Aim: Identify every line in the records below that contains the word "Ferdinand", and reproduce each one.

Stored data:
** Begin **

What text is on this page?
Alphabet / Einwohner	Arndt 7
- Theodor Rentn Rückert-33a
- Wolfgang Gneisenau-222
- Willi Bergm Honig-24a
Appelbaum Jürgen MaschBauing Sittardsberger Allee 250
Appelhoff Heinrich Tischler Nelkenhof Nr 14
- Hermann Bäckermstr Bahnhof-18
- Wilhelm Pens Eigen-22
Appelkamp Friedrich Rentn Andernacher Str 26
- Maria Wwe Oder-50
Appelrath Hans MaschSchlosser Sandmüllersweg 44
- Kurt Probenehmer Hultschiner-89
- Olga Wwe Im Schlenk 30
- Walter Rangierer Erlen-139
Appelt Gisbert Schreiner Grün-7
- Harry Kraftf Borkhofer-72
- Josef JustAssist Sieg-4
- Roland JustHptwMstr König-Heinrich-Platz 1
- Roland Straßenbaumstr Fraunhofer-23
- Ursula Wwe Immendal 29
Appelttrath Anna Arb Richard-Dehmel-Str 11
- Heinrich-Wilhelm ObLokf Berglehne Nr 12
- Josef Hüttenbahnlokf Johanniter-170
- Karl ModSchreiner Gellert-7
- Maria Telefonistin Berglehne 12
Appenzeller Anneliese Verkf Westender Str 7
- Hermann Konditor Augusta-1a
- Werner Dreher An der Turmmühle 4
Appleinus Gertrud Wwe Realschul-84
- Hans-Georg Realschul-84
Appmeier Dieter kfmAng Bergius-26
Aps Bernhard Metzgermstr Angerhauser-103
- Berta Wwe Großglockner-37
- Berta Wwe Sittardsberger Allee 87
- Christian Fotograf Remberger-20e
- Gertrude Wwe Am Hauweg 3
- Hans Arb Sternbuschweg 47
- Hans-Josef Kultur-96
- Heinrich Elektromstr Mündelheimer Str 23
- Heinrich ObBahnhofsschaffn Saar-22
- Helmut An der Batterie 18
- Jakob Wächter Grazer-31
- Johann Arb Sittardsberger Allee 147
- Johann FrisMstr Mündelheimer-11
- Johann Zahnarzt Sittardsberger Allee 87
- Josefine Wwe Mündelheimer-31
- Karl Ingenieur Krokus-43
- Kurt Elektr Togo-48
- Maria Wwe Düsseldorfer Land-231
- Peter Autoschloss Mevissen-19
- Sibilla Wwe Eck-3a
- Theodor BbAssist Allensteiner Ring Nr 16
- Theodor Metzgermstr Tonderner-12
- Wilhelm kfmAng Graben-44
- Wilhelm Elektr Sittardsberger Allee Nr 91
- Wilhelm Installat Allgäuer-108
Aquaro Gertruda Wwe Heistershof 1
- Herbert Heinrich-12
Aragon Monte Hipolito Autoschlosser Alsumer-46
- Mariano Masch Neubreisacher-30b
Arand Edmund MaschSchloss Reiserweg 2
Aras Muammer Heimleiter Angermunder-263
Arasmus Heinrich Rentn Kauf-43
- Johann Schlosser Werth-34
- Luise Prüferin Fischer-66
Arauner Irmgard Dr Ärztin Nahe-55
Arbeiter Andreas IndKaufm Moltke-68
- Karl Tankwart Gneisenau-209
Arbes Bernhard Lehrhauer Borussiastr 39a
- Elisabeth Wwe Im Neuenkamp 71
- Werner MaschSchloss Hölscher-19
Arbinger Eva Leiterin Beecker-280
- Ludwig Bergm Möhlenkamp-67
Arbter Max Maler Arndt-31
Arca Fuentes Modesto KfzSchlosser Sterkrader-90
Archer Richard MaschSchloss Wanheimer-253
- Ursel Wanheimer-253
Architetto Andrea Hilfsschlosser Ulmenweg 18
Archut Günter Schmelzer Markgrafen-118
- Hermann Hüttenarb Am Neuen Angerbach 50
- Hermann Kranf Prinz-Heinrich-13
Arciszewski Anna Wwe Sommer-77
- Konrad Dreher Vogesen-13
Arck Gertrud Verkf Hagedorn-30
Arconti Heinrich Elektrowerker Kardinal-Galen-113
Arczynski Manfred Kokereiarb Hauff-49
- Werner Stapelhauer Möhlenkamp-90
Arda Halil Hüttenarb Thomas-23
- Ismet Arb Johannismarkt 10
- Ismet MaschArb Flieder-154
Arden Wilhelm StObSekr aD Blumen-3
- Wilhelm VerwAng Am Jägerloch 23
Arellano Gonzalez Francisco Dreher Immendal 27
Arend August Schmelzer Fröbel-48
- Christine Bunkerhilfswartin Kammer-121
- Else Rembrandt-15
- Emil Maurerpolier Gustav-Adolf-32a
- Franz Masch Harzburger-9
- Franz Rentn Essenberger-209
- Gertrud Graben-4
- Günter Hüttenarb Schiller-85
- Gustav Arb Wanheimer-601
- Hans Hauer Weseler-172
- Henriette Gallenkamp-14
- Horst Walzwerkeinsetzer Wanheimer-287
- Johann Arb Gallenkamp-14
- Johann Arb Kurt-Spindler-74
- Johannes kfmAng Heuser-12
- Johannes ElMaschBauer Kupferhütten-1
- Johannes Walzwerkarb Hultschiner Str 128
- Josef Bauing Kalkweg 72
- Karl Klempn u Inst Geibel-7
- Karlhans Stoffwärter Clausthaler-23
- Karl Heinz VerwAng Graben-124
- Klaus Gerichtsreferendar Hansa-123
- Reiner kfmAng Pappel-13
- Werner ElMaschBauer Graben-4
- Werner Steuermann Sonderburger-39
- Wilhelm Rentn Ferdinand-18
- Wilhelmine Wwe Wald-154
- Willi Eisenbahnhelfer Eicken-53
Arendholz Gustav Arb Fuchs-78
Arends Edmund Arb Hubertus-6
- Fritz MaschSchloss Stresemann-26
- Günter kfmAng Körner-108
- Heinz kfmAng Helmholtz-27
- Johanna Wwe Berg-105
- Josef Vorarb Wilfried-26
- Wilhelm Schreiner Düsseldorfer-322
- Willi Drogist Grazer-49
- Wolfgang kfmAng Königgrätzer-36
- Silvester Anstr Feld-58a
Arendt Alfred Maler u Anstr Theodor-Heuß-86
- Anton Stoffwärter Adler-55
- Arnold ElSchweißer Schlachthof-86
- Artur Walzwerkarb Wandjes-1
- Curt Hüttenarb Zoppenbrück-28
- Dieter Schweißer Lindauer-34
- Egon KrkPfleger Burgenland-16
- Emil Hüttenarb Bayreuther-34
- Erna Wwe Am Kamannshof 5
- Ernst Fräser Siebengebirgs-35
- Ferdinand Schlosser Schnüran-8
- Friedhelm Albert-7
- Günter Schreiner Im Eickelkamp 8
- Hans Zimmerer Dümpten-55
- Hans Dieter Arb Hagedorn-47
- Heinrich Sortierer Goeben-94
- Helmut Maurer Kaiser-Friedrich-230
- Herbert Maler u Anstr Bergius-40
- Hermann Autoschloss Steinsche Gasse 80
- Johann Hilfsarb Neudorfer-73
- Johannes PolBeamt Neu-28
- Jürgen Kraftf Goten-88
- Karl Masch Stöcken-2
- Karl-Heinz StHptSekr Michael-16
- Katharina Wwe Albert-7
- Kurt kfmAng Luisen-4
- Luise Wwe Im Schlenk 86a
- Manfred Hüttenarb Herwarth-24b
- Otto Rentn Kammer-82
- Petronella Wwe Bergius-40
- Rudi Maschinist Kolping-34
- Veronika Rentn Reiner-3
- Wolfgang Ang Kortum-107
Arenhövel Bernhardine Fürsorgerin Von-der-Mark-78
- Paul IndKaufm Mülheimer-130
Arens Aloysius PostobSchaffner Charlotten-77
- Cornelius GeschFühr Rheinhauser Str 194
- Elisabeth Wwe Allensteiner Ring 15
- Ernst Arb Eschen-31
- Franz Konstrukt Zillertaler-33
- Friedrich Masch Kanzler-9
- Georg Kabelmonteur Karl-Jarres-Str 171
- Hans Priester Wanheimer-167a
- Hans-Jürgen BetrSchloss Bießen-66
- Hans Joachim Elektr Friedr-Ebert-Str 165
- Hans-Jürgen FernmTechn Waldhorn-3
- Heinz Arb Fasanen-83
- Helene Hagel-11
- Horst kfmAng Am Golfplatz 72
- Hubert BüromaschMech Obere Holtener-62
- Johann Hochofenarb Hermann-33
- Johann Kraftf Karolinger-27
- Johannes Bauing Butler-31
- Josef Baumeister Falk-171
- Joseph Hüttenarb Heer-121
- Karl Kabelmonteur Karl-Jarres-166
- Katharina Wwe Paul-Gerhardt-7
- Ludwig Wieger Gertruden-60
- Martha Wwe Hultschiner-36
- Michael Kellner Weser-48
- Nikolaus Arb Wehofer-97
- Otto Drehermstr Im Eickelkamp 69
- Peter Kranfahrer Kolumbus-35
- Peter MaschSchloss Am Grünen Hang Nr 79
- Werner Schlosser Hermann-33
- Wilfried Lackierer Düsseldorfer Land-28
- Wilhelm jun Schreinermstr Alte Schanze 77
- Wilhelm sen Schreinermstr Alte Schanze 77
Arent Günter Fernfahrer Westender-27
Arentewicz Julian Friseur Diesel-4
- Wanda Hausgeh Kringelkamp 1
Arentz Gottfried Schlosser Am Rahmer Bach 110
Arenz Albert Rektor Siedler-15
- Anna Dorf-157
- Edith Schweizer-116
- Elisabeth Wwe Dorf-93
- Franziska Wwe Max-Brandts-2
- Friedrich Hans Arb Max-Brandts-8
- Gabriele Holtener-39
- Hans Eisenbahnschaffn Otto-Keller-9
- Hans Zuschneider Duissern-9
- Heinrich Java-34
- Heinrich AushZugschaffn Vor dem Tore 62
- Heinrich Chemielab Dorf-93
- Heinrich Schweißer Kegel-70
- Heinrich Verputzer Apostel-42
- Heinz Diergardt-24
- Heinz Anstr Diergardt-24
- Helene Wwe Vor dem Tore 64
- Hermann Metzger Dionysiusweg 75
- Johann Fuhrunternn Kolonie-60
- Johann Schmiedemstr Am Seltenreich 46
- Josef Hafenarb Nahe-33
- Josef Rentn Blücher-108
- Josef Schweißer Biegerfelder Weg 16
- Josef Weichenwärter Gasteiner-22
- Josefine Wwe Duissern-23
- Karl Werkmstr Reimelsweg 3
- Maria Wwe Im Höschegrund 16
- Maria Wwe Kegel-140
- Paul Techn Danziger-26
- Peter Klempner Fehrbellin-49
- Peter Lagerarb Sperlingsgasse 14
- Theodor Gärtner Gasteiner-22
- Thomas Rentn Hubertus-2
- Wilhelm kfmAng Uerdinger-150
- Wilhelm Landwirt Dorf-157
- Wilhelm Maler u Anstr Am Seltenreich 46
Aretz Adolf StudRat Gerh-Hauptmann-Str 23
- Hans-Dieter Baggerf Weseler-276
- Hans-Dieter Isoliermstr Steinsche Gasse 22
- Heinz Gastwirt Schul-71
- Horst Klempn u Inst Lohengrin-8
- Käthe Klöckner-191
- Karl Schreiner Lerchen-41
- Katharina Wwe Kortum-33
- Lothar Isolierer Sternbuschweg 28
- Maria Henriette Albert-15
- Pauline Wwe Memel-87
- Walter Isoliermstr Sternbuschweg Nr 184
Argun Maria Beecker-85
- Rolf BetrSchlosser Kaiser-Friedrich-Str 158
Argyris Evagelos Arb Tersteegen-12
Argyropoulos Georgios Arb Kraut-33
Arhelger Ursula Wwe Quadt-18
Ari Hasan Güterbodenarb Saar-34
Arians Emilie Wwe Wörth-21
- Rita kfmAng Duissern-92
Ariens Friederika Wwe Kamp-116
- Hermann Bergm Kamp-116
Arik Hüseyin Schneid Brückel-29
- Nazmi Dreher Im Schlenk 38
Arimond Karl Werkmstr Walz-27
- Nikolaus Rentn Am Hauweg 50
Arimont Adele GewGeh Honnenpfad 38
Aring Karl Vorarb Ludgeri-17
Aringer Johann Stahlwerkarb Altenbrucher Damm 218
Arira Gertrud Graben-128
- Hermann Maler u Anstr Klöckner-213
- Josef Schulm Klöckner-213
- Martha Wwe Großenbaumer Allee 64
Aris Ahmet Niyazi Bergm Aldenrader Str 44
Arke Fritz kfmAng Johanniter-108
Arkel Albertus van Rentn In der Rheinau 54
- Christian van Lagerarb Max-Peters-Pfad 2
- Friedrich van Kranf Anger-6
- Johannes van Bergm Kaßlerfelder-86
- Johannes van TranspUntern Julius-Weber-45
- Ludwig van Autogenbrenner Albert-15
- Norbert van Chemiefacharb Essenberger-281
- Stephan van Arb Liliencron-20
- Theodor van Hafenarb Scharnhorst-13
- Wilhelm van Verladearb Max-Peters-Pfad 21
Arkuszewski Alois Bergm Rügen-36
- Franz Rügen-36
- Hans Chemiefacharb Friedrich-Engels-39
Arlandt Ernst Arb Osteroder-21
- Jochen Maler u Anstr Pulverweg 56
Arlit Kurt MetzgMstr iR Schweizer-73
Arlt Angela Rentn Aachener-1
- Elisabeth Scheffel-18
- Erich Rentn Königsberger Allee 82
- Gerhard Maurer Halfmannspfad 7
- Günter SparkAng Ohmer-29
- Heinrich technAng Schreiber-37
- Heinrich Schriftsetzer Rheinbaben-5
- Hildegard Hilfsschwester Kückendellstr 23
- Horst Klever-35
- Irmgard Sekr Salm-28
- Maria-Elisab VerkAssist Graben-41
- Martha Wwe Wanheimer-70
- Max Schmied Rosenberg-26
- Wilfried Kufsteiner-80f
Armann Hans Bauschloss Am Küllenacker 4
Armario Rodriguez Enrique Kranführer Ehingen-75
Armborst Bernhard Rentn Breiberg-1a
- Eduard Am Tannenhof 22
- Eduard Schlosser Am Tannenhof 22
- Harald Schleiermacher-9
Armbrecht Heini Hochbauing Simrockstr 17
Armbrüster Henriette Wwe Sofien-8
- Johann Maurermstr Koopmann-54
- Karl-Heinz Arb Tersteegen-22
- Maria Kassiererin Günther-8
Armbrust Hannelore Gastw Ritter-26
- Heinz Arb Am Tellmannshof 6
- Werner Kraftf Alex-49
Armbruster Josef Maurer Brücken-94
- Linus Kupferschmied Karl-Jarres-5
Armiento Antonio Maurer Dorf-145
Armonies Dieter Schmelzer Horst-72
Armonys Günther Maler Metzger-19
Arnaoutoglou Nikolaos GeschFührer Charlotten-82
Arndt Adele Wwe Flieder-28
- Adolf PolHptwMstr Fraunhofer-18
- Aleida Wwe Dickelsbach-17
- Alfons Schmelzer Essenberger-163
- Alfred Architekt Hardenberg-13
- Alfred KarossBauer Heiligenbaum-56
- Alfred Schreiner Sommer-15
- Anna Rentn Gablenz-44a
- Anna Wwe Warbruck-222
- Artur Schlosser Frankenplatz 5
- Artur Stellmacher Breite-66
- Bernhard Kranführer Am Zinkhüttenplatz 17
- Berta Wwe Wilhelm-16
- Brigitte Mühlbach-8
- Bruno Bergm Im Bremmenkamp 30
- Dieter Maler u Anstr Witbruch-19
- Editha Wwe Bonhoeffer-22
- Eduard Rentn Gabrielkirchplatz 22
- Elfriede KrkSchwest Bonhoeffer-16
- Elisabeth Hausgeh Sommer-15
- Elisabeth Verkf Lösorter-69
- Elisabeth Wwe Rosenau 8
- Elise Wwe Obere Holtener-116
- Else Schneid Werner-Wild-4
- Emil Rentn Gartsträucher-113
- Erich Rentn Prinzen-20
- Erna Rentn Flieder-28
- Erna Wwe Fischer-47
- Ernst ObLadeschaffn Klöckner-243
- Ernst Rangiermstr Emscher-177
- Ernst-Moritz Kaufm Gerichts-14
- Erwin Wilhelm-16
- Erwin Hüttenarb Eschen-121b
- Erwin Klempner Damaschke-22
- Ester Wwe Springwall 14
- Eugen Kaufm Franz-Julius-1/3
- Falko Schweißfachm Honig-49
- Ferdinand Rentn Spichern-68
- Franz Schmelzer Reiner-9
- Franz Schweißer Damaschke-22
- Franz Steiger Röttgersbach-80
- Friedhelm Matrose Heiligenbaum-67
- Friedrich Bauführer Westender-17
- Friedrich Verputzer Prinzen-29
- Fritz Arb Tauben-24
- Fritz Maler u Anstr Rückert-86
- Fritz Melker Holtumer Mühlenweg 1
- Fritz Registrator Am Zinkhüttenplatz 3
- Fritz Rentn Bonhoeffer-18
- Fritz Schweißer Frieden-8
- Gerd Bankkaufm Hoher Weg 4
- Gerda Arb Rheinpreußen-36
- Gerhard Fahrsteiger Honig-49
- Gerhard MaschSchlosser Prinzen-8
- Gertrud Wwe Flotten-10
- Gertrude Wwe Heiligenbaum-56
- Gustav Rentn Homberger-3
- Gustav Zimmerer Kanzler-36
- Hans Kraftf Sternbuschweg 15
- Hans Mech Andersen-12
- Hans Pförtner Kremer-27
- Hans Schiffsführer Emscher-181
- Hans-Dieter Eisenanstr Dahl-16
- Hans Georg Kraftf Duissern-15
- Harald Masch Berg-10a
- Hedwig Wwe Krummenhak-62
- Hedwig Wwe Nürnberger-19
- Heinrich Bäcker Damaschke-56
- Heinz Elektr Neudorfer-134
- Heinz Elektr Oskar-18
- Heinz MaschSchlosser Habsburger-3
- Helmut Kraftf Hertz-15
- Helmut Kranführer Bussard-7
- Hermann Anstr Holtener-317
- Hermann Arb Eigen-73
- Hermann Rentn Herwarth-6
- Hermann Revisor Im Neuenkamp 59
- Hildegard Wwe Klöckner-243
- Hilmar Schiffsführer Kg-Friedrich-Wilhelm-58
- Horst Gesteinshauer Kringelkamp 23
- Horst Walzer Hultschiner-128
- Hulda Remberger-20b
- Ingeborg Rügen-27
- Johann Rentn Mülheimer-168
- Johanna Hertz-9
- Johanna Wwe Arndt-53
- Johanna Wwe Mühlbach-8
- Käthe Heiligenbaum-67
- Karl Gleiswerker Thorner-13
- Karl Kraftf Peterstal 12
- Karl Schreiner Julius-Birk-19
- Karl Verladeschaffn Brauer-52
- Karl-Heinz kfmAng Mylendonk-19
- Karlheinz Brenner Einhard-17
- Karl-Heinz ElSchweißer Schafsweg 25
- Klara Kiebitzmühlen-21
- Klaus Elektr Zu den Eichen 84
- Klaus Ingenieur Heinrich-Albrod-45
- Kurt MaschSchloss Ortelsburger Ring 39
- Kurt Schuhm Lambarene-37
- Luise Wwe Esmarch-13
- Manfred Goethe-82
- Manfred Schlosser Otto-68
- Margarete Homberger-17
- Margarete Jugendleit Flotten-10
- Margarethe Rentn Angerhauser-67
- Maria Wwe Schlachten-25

** End **

Exercise response:
- Wilhelm Rentn Ferdinand-18
- Ferdinand Schlosser Schnüran-8
- Ferdinand Rentn Spichern-68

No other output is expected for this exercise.